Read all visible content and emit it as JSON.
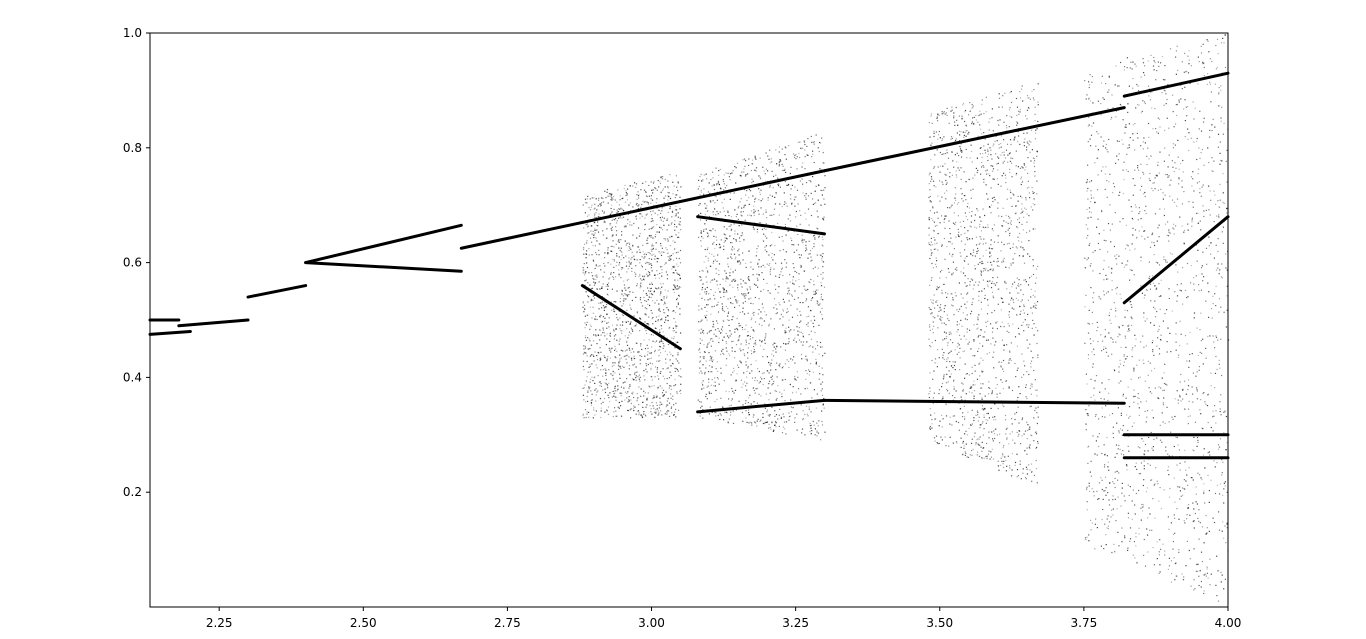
{
  "chart_data": {
    "type": "scatter",
    "title": "",
    "xlabel": "",
    "ylabel": "",
    "xlim": [
      2.13,
      4.0
    ],
    "ylim": [
      0.0,
      1.0
    ],
    "grid": false,
    "x_ticks": [
      {
        "value": 2.25,
        "label": "2.25"
      },
      {
        "value": 2.5,
        "label": "2.50"
      },
      {
        "value": 2.75,
        "label": "2.75"
      },
      {
        "value": 3.0,
        "label": "3.00"
      },
      {
        "value": 3.25,
        "label": "3.25"
      },
      {
        "value": 3.5,
        "label": "3.50"
      },
      {
        "value": 3.75,
        "label": "3.75"
      },
      {
        "value": 4.0,
        "label": "4.00"
      }
    ],
    "y_ticks": [
      {
        "value": 0.2,
        "label": "0.2"
      },
      {
        "value": 0.4,
        "label": "0.4"
      },
      {
        "value": 0.6,
        "label": "0.6"
      },
      {
        "value": 0.8,
        "label": "0.8"
      },
      {
        "value": 1.0,
        "label": "1.0"
      }
    ],
    "marker_color": "#000000",
    "background": "#ffffff",
    "description_series": "bifurcation-style density of attractor values",
    "series": [
      {
        "segments": [
          {
            "x": [
              2.13,
              2.2
            ],
            "y": [
              0.475,
              0.48
            ]
          },
          {
            "x": [
              2.13,
              2.18
            ],
            "y": [
              0.5,
              0.5
            ]
          },
          {
            "x": [
              2.18,
              2.3
            ],
            "y": [
              0.49,
              0.5
            ]
          },
          {
            "x": [
              2.3,
              2.4
            ],
            "y": [
              0.54,
              0.56
            ]
          },
          {
            "x": [
              2.4,
              2.67
            ],
            "y": [
              0.6,
              0.665
            ]
          },
          {
            "x": [
              2.4,
              2.67
            ],
            "y": [
              0.6,
              0.585
            ]
          },
          {
            "x": [
              2.67,
              2.88
            ],
            "y": [
              0.625,
              0.67
            ]
          },
          {
            "x": [
              2.88,
              3.3
            ],
            "y": [
              0.67,
              0.76
            ]
          },
          {
            "x": [
              3.3,
              3.82
            ],
            "y": [
              0.76,
              0.87
            ]
          },
          {
            "x": [
              3.82,
              4.0
            ],
            "y": [
              0.89,
              0.93
            ]
          },
          {
            "x": [
              3.3,
              3.82
            ],
            "y": [
              0.36,
              0.355
            ]
          },
          {
            "x": [
              3.08,
              3.3
            ],
            "y": [
              0.34,
              0.36
            ]
          },
          {
            "x": [
              2.88,
              3.05
            ],
            "y": [
              0.56,
              0.45
            ]
          },
          {
            "x": [
              3.08,
              3.3
            ],
            "y": [
              0.68,
              0.65
            ]
          },
          {
            "x": [
              3.82,
              4.0
            ],
            "y": [
              0.3,
              0.3
            ]
          },
          {
            "x": [
              3.82,
              4.0
            ],
            "y": [
              0.26,
              0.26
            ]
          },
          {
            "x": [
              3.82,
              4.0
            ],
            "y": [
              0.53,
              0.68
            ]
          }
        ]
      }
    ],
    "density_bands": [
      {
        "x": [
          2.88,
          3.05
        ],
        "y_min": [
          0.33,
          0.33
        ],
        "y_max": [
          0.72,
          0.76
        ]
      },
      {
        "x": [
          3.08,
          3.3
        ],
        "y_min": [
          0.33,
          0.29
        ],
        "y_max": [
          0.76,
          0.83
        ]
      },
      {
        "x": [
          3.48,
          3.67
        ],
        "y_min": [
          0.29,
          0.21
        ],
        "y_max": [
          0.86,
          0.92
        ]
      },
      {
        "x": [
          3.75,
          4.0
        ],
        "y_min": [
          0.11,
          0.0
        ],
        "y_max": [
          0.94,
          1.0
        ]
      }
    ]
  }
}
******************************
GIVEN PROBLEM
Extract the entries in full, exactly as they are, minus the pictures.

REPLY
Read all visible content and emit it as JSON.
{
  "chart_data": {
    "type": "scatter",
    "title": "",
    "xlabel": "",
    "ylabel": "",
    "xlim": [
      2.13,
      4.0
    ],
    "ylim": [
      0.0,
      1.0
    ],
    "grid": false,
    "x_ticks": [
      {
        "value": 2.25,
        "label": "2.25"
      },
      {
        "value": 2.5,
        "label": "2.50"
      },
      {
        "value": 2.75,
        "label": "2.75"
      },
      {
        "value": 3.0,
        "label": "3.00"
      },
      {
        "value": 3.25,
        "label": "3.25"
      },
      {
        "value": 3.5,
        "label": "3.50"
      },
      {
        "value": 3.75,
        "label": "3.75"
      },
      {
        "value": 4.0,
        "label": "4.00"
      }
    ],
    "y_ticks": [
      {
        "value": 0.2,
        "label": "0.2"
      },
      {
        "value": 0.4,
        "label": "0.4"
      },
      {
        "value": 0.6,
        "label": "0.6"
      },
      {
        "value": 0.8,
        "label": "0.8"
      },
      {
        "value": 1.0,
        "label": "1.0"
      }
    ],
    "marker_color": "#000000",
    "background": "#ffffff",
    "description_series": "bifurcation-style density of attractor values",
    "series": [
      {
        "segments": [
          {
            "x": [
              2.13,
              2.2
            ],
            "y": [
              0.475,
              0.48
            ]
          },
          {
            "x": [
              2.13,
              2.18
            ],
            "y": [
              0.5,
              0.5
            ]
          },
          {
            "x": [
              2.18,
              2.3
            ],
            "y": [
              0.49,
              0.5
            ]
          },
          {
            "x": [
              2.3,
              2.4
            ],
            "y": [
              0.54,
              0.56
            ]
          },
          {
            "x": [
              2.4,
              2.67
            ],
            "y": [
              0.6,
              0.665
            ]
          },
          {
            "x": [
              2.4,
              2.67
            ],
            "y": [
              0.6,
              0.585
            ]
          },
          {
            "x": [
              2.67,
              2.88
            ],
            "y": [
              0.625,
              0.67
            ]
          },
          {
            "x": [
              2.88,
              3.3
            ],
            "y": [
              0.67,
              0.76
            ]
          },
          {
            "x": [
              3.3,
              3.82
            ],
            "y": [
              0.76,
              0.87
            ]
          },
          {
            "x": [
              3.82,
              4.0
            ],
            "y": [
              0.89,
              0.93
            ]
          },
          {
            "x": [
              3.3,
              3.82
            ],
            "y": [
              0.36,
              0.355
            ]
          },
          {
            "x": [
              3.08,
              3.3
            ],
            "y": [
              0.34,
              0.36
            ]
          },
          {
            "x": [
              2.88,
              3.05
            ],
            "y": [
              0.56,
              0.45
            ]
          },
          {
            "x": [
              3.08,
              3.3
            ],
            "y": [
              0.68,
              0.65
            ]
          },
          {
            "x": [
              3.82,
              4.0
            ],
            "y": [
              0.3,
              0.3
            ]
          },
          {
            "x": [
              3.82,
              4.0
            ],
            "y": [
              0.26,
              0.26
            ]
          },
          {
            "x": [
              3.82,
              4.0
            ],
            "y": [
              0.53,
              0.68
            ]
          }
        ]
      }
    ],
    "density_bands": [
      {
        "x": [
          2.88,
          3.05
        ],
        "y_min": [
          0.33,
          0.33
        ],
        "y_max": [
          0.72,
          0.76
        ]
      },
      {
        "x": [
          3.08,
          3.3
        ],
        "y_min": [
          0.33,
          0.29
        ],
        "y_max": [
          0.76,
          0.83
        ]
      },
      {
        "x": [
          3.48,
          3.67
        ],
        "y_min": [
          0.29,
          0.21
        ],
        "y_max": [
          0.86,
          0.92
        ]
      },
      {
        "x": [
          3.75,
          4.0
        ],
        "y_min": [
          0.11,
          0.0
        ],
        "y_max": [
          0.94,
          1.0
        ]
      }
    ]
  }
}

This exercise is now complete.